**Given instruction**
Find the string "start" in the records. Copy every line it appears in.

**Supplied data**
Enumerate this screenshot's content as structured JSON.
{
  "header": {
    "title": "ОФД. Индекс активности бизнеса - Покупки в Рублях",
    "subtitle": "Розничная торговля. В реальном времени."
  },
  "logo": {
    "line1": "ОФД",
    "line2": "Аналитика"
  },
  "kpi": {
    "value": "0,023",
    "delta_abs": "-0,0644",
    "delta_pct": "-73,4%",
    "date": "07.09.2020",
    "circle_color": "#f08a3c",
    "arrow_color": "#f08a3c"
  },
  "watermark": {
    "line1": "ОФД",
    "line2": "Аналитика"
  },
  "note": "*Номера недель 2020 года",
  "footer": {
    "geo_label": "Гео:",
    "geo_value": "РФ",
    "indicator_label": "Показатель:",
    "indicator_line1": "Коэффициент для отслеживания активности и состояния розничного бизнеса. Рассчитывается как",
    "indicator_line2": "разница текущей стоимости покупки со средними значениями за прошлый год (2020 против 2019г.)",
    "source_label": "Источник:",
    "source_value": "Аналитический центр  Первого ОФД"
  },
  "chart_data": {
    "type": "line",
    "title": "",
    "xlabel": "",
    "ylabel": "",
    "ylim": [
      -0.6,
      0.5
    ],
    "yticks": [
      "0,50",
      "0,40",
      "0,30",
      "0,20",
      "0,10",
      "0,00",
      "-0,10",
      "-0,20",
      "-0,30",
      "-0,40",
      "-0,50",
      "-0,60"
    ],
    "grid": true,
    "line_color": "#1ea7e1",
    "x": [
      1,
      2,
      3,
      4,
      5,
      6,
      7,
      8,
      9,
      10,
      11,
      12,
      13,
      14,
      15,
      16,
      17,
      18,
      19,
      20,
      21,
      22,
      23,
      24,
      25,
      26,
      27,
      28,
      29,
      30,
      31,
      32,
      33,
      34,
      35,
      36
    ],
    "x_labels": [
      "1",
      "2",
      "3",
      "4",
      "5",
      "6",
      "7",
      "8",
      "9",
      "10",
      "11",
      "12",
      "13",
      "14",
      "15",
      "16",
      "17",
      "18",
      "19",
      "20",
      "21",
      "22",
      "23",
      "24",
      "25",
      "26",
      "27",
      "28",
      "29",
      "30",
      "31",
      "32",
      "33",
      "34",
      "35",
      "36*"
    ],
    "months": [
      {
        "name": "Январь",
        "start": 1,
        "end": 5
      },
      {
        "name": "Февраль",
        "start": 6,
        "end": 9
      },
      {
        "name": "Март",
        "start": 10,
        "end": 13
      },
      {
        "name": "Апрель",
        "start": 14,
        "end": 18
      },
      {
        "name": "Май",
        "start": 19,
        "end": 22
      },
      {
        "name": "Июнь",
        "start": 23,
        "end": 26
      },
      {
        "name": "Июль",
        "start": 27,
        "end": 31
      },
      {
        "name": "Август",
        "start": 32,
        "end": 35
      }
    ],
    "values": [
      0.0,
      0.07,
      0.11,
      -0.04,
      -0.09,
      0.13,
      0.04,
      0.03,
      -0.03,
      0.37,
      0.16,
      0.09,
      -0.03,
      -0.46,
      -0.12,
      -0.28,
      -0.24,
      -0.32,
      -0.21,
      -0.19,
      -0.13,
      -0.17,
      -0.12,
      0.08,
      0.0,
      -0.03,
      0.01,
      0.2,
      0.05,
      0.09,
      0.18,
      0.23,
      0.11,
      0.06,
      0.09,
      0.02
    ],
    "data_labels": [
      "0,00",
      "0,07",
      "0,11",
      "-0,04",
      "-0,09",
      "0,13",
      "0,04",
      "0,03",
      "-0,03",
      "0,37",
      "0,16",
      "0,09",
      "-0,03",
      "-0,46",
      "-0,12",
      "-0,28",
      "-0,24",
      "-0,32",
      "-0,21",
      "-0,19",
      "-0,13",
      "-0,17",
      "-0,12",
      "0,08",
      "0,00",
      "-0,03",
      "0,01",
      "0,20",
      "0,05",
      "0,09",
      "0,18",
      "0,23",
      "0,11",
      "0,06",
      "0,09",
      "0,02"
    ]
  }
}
* * *
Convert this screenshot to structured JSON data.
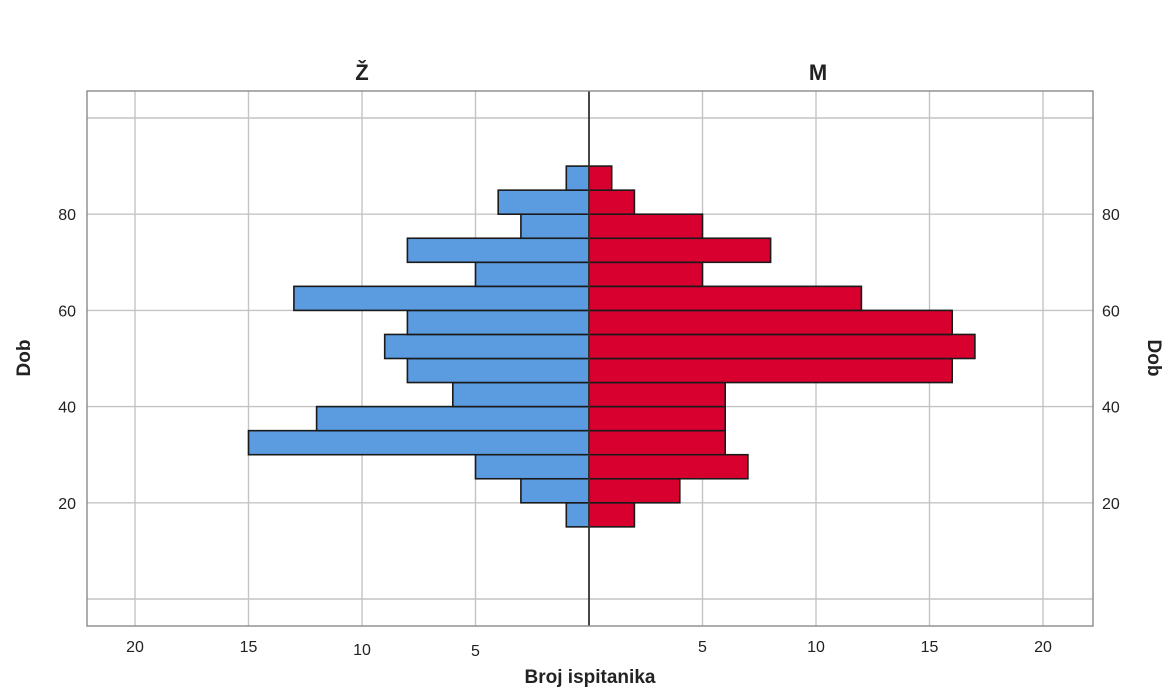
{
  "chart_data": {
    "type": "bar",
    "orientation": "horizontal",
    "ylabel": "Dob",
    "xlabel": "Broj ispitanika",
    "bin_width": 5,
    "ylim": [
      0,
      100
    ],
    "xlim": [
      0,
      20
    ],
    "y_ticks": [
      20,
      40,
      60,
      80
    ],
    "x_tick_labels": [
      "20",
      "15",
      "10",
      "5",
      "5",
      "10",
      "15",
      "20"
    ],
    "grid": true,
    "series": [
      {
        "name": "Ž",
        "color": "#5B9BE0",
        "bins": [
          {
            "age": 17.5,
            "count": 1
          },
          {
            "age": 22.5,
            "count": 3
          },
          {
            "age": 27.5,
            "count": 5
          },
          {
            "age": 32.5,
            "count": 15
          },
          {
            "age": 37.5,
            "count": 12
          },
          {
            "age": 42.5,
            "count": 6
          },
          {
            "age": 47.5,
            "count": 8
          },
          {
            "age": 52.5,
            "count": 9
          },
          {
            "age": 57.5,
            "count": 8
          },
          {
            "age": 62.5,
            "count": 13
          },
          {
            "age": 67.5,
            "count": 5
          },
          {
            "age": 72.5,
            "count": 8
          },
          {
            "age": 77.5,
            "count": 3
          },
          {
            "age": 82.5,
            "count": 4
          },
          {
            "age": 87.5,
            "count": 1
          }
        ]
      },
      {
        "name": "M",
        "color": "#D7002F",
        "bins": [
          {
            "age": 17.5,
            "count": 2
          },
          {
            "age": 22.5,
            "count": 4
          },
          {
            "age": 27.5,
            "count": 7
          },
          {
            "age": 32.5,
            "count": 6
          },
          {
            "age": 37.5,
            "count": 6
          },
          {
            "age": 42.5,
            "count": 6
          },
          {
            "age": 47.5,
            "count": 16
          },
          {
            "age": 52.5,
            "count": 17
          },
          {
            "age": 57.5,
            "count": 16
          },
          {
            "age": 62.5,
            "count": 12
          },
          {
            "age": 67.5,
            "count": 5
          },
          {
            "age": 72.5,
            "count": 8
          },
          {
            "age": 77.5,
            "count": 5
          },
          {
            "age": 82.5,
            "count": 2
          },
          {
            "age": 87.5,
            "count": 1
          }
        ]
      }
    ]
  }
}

**Result below**
        "start": 1,
        "start": 6,
        "start": 10,
        "start": 14,
        "start": 19,
        "start": 23,
        "start": 27,
        "start": 32,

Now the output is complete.